• **Work to be completed**
Keep the lines exact and the pictures out as you repeat the following listing.

++++++++++

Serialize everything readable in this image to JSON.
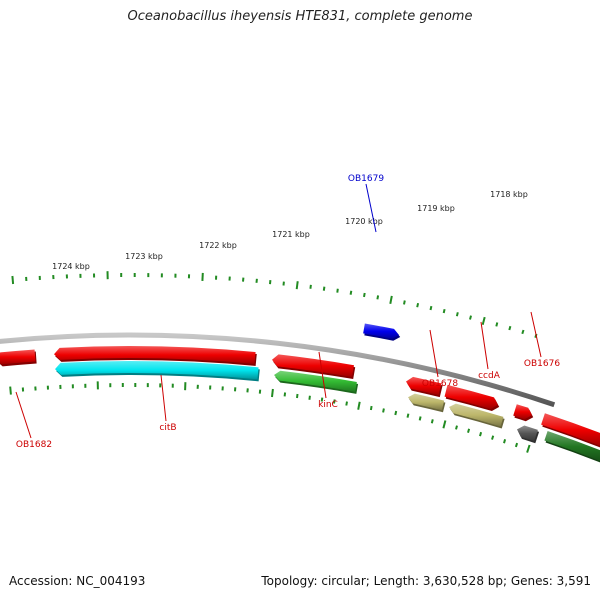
{
  "title": "Oceanobacillus iheyensis HTE831, complete genome",
  "footer": {
    "accession": "Accession: NC_004193",
    "summary": "Topology: circular; Length: 3,630,528 bp; Genes: 3,591"
  },
  "colors": {
    "backbone": "#8a8a8a",
    "tick": "#228b22",
    "label_red": "#cc0000",
    "label_blue": "#0000cc",
    "red": "#ee0000",
    "cyan": "#00e5ee",
    "green": "#33bb33",
    "dark_green": "#227722",
    "khaki": "#bdb76b",
    "gray": "#555555",
    "blue": "#0000ee"
  },
  "scale_labels": [
    "1718 kbp",
    "1719 kbp",
    "1720 kbp",
    "1721 kbp",
    "1722 kbp",
    "1723 kbp",
    "1724 kbp"
  ],
  "gene_labels": [
    {
      "name": "OB1679",
      "color": "blue"
    },
    {
      "name": "OB1676",
      "color": "red"
    },
    {
      "name": "ccdA",
      "color": "red"
    },
    {
      "name": "OB1678",
      "color": "red"
    },
    {
      "name": "kinC",
      "color": "red"
    },
    {
      "name": "citB",
      "color": "red"
    },
    {
      "name": "OB1682",
      "color": "red"
    }
  ],
  "features": {
    "forward_outer": [
      {
        "color": "blue"
      }
    ],
    "forward": [
      {
        "color": "red"
      },
      {
        "color": "red"
      },
      {
        "color": "red"
      }
    ],
    "forward_inner": [
      {
        "color": "dark_green"
      }
    ],
    "reverse": [
      {
        "color": "red"
      },
      {
        "color": "red"
      },
      {
        "color": "red"
      },
      {
        "color": "red"
      },
      {
        "color": "red"
      },
      {
        "color": "gray"
      }
    ],
    "reverse_inner": [
      {
        "color": "cyan"
      },
      {
        "color": "green"
      },
      {
        "color": "khaki"
      },
      {
        "color": "khaki"
      },
      {
        "color": "green"
      }
    ]
  }
}
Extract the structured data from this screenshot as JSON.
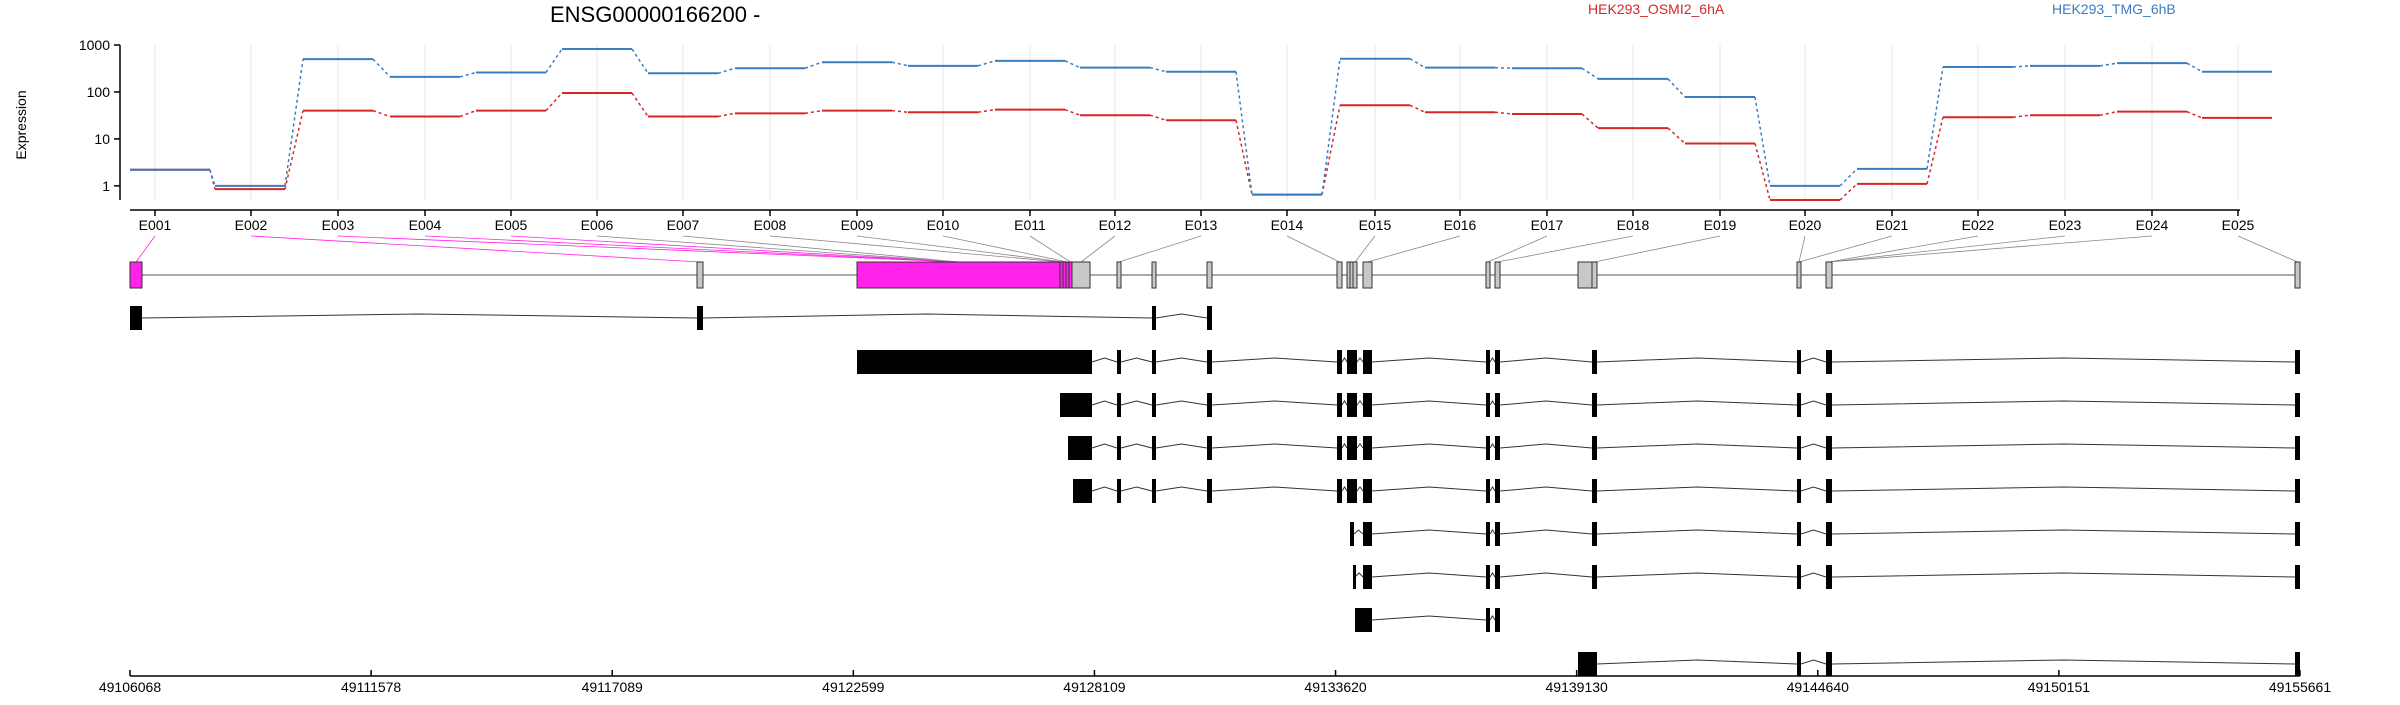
{
  "colors": {
    "series_a": "#d62728",
    "series_b": "#3a7dc0",
    "highlight_exon": "#ff22e8",
    "feature": "#c8c8c8",
    "transcript": "#000000"
  },
  "chart_data": {
    "type": "line",
    "title": "ENSG00000166200 -",
    "ylabel": "Expression",
    "yscale": "log",
    "ylim": [
      0.5,
      1000
    ],
    "yticks": [
      "1",
      "10",
      "100",
      "1000"
    ],
    "legend_placement": "top",
    "categories": [
      "E001",
      "E002",
      "E003",
      "E004",
      "E005",
      "E006",
      "E007",
      "E008",
      "E009",
      "E010",
      "E011",
      "E012",
      "E013",
      "E014",
      "E015",
      "E016",
      "E017",
      "E018",
      "E019",
      "E020",
      "E021",
      "E022",
      "E023",
      "E024",
      "E025"
    ],
    "series": [
      {
        "name": "HEK293_OSMI2_6hA",
        "color": "#d62728",
        "values": [
          2.2,
          0.85,
          40,
          30,
          40,
          95,
          30,
          35,
          40,
          37,
          42,
          32,
          25,
          0.65,
          52,
          37,
          34,
          17,
          8,
          0.5,
          1.1,
          29,
          32,
          38,
          28
        ]
      },
      {
        "name": "HEK293_TMG_6hB",
        "color": "#3a7dc0",
        "values": [
          2.2,
          1.0,
          500,
          210,
          260,
          820,
          250,
          320,
          430,
          360,
          460,
          330,
          270,
          0.65,
          510,
          330,
          320,
          190,
          78,
          1.0,
          2.3,
          340,
          360,
          410,
          270
        ]
      }
    ],
    "genomic_axis": {
      "range": [
        49106068,
        49155661
      ],
      "tick_labels": [
        "49106068",
        "49111578",
        "49117089",
        "49122599",
        "49128109",
        "49133620",
        "49139130",
        "49144640",
        "49150151",
        "49155661"
      ]
    }
  }
}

++++++++++

• **Answer to the exercise**
Serialize everything readable in this image to JSON.
{
  "title": "Oceanobacillus iheyensis HTE831, complete genome",
  "footer": {
    "accession": "Accession: NC_004193",
    "summary": "Topology: circular; Length: 3,630,528 bp; Genes: 3,591"
  },
  "colors": {
    "backbone": "#8a8a8a",
    "tick": "#228b22",
    "label_red": "#cc0000",
    "label_blue": "#0000cc",
    "red": "#ee0000",
    "cyan": "#00e5ee",
    "green": "#33bb33",
    "dark_green": "#227722",
    "khaki": "#bdb76b",
    "gray": "#555555",
    "blue": "#0000ee"
  },
  "scale_labels": [
    "1718 kbp",
    "1719 kbp",
    "1720 kbp",
    "1721 kbp",
    "1722 kbp",
    "1723 kbp",
    "1724 kbp"
  ],
  "gene_labels": [
    {
      "name": "OB1679",
      "color": "blue"
    },
    {
      "name": "OB1676",
      "color": "red"
    },
    {
      "name": "ccdA",
      "color": "red"
    },
    {
      "name": "OB1678",
      "color": "red"
    },
    {
      "name": "kinC",
      "color": "red"
    },
    {
      "name": "citB",
      "color": "red"
    },
    {
      "name": "OB1682",
      "color": "red"
    }
  ],
  "features": {
    "forward_outer": [
      {
        "color": "blue"
      }
    ],
    "forward": [
      {
        "color": "red"
      },
      {
        "color": "red"
      },
      {
        "color": "red"
      }
    ],
    "forward_inner": [
      {
        "color": "dark_green"
      }
    ],
    "reverse": [
      {
        "color": "red"
      },
      {
        "color": "red"
      },
      {
        "color": "red"
      },
      {
        "color": "red"
      },
      {
        "color": "red"
      },
      {
        "color": "gray"
      }
    ],
    "reverse_inner": [
      {
        "color": "cyan"
      },
      {
        "color": "green"
      },
      {
        "color": "khaki"
      },
      {
        "color": "khaki"
      },
      {
        "color": "green"
      }
    ]
  }
}
Extract the structured data from this screenshot as JSON.
{
  "colors": {
    "series_a": "#d62728",
    "series_b": "#3a7dc0",
    "highlight_exon": "#ff22e8",
    "feature": "#c8c8c8",
    "transcript": "#000000"
  },
  "chart_data": {
    "type": "line",
    "title": "ENSG00000166200 -",
    "ylabel": "Expression",
    "yscale": "log",
    "ylim": [
      0.5,
      1000
    ],
    "yticks": [
      "1",
      "10",
      "100",
      "1000"
    ],
    "legend_placement": "top",
    "categories": [
      "E001",
      "E002",
      "E003",
      "E004",
      "E005",
      "E006",
      "E007",
      "E008",
      "E009",
      "E010",
      "E011",
      "E012",
      "E013",
      "E014",
      "E015",
      "E016",
      "E017",
      "E018",
      "E019",
      "E020",
      "E021",
      "E022",
      "E023",
      "E024",
      "E025"
    ],
    "series": [
      {
        "name": "HEK293_OSMI2_6hA",
        "color": "#d62728",
        "values": [
          2.2,
          0.85,
          40,
          30,
          40,
          95,
          30,
          35,
          40,
          37,
          42,
          32,
          25,
          0.65,
          52,
          37,
          34,
          17,
          8,
          0.5,
          1.1,
          29,
          32,
          38,
          28
        ]
      },
      {
        "name": "HEK293_TMG_6hB",
        "color": "#3a7dc0",
        "values": [
          2.2,
          1.0,
          500,
          210,
          260,
          820,
          250,
          320,
          430,
          360,
          460,
          330,
          270,
          0.65,
          510,
          330,
          320,
          190,
          78,
          1.0,
          2.3,
          340,
          360,
          410,
          270
        ]
      }
    ],
    "genomic_axis": {
      "range": [
        49106068,
        49155661
      ],
      "tick_labels": [
        "49106068",
        "49111578",
        "49117089",
        "49122599",
        "49128109",
        "49133620",
        "49139130",
        "49144640",
        "49150151",
        "49155661"
      ]
    }
  }
}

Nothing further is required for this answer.